— THE EXERCISE —
Output every entry exactly as written.
▼
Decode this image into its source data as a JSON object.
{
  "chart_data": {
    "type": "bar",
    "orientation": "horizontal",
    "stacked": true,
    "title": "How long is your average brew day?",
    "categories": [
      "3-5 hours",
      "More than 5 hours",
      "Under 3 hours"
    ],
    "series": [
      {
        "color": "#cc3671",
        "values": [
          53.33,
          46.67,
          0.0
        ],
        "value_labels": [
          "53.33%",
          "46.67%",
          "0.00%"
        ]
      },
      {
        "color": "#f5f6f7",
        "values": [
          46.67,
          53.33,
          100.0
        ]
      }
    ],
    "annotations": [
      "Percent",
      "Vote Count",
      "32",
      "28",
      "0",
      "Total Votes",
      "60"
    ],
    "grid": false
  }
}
▲
— SOLVED EXERCISE —
Decode this image into its source data as a JSON object.
{
  "chart_data": {
    "type": "bar",
    "orientation": "horizontal",
    "stacked": true,
    "title": "How long is your average brew day?",
    "categories": [
      "3-5 hours",
      "More than 5 hours",
      "Under 3 hours"
    ],
    "series": [
      {
        "color": "#cc3671",
        "values": [
          53.33,
          46.67,
          0.0
        ],
        "value_labels": [
          "53.33%",
          "46.67%",
          "0.00%"
        ]
      },
      {
        "color": "#f5f6f7",
        "values": [
          46.67,
          53.33,
          100.0
        ]
      }
    ],
    "annotations": [
      "Percent",
      "Vote Count",
      "32",
      "28",
      "0",
      "Total Votes",
      "60"
    ],
    "grid": false
  }
}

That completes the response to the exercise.